# What the task requires
List all lines of the data containing the word "Одноставочный".

Data entries
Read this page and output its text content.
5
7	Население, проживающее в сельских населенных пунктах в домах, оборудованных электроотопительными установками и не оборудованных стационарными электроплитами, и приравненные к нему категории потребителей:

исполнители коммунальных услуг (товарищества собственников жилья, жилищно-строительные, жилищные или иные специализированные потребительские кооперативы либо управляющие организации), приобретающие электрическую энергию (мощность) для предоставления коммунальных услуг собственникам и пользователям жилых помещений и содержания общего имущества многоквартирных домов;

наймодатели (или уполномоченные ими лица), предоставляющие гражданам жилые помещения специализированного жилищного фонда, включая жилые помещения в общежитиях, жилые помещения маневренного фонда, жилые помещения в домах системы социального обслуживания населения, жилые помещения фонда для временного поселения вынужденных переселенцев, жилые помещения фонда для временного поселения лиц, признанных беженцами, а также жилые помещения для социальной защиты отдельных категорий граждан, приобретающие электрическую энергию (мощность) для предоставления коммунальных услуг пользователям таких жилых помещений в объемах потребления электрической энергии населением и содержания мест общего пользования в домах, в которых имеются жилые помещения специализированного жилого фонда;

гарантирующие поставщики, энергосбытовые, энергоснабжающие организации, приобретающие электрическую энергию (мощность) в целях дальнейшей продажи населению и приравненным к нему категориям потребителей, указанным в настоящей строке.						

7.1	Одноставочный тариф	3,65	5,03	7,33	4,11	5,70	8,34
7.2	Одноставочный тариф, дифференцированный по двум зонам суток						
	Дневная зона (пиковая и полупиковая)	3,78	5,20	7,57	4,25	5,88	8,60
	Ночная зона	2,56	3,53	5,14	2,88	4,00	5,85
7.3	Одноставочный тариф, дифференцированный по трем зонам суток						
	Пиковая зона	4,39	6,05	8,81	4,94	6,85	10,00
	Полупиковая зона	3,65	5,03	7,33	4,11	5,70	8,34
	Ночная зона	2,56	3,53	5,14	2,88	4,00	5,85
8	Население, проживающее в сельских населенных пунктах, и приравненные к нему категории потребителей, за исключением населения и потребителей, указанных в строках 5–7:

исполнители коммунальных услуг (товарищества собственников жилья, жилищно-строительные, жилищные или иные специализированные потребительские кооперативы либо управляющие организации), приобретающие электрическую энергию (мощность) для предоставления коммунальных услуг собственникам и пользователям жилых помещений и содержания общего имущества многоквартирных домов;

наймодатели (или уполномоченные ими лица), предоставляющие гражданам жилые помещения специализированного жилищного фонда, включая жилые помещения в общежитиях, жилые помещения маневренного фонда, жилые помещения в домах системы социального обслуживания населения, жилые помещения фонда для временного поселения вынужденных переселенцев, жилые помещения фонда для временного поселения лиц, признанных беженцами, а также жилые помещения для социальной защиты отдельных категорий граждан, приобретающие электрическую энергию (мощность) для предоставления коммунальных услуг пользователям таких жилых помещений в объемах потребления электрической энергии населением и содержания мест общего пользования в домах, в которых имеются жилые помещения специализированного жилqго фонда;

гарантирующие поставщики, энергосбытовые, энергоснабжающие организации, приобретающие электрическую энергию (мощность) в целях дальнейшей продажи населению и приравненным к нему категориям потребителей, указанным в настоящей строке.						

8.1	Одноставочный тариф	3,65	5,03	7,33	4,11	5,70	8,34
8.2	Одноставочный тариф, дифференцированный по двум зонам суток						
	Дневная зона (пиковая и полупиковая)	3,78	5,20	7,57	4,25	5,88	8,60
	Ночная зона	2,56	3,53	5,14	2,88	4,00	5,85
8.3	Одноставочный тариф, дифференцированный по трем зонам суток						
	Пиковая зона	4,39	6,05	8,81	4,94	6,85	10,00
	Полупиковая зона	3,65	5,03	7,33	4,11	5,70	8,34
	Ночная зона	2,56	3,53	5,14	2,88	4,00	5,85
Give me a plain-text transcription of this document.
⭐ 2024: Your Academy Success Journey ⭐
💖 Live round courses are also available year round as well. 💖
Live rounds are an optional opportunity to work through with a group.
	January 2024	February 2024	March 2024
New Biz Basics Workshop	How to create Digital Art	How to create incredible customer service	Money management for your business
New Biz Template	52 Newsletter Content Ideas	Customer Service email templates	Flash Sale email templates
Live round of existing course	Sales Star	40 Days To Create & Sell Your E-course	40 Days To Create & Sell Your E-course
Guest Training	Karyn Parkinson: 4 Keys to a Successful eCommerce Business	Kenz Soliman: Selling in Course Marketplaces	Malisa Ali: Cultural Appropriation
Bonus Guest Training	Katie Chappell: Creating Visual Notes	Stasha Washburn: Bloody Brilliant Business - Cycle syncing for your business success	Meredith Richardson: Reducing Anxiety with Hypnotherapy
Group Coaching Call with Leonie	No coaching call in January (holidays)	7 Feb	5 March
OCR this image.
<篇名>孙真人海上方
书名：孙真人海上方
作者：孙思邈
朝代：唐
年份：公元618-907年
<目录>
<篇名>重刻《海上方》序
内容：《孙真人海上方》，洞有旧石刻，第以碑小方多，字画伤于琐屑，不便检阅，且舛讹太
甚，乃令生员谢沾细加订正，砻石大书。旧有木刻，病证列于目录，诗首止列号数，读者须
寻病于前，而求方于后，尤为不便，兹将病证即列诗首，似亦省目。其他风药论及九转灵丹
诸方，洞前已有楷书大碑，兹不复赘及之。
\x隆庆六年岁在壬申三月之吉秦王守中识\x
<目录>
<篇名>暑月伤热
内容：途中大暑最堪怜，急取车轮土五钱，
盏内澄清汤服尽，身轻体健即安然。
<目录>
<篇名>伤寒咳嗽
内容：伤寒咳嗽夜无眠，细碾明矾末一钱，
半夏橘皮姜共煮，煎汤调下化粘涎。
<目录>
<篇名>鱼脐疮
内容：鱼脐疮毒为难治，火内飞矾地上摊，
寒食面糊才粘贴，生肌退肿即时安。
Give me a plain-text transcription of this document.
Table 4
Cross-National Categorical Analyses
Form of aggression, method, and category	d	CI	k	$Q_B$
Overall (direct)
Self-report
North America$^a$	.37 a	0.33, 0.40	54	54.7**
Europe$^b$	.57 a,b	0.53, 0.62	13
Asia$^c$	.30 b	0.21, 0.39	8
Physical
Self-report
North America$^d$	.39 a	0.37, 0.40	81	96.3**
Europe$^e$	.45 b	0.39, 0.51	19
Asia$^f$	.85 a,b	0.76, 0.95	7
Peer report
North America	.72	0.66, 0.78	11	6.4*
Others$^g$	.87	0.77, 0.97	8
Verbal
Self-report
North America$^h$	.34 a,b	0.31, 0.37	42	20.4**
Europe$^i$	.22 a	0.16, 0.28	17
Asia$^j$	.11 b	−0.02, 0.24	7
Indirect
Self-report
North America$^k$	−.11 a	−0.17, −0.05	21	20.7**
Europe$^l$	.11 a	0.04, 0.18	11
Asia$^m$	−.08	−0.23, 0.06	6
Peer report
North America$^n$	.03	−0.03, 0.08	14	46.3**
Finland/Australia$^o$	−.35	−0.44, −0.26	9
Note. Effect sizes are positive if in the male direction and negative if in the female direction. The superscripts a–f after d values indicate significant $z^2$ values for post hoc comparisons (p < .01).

# Exercise answer
7.1	Одноставочный тариф	3,65	5,03	7,33	4,11	5,70	8,34
7.2	Одноставочный тариф, дифференцированный по двум зонам суток						
7.3	Одноставочный тариф, дифференцированный по трем зонам суток						
8.1	Одноставочный тариф	3,65	5,03	7,33	4,11	5,70	8,34
8.2	Одноставочный тариф, дифференцированный по двум зонам суток						
8.3	Одноставочный тариф, дифференцированный по трем зонам суток						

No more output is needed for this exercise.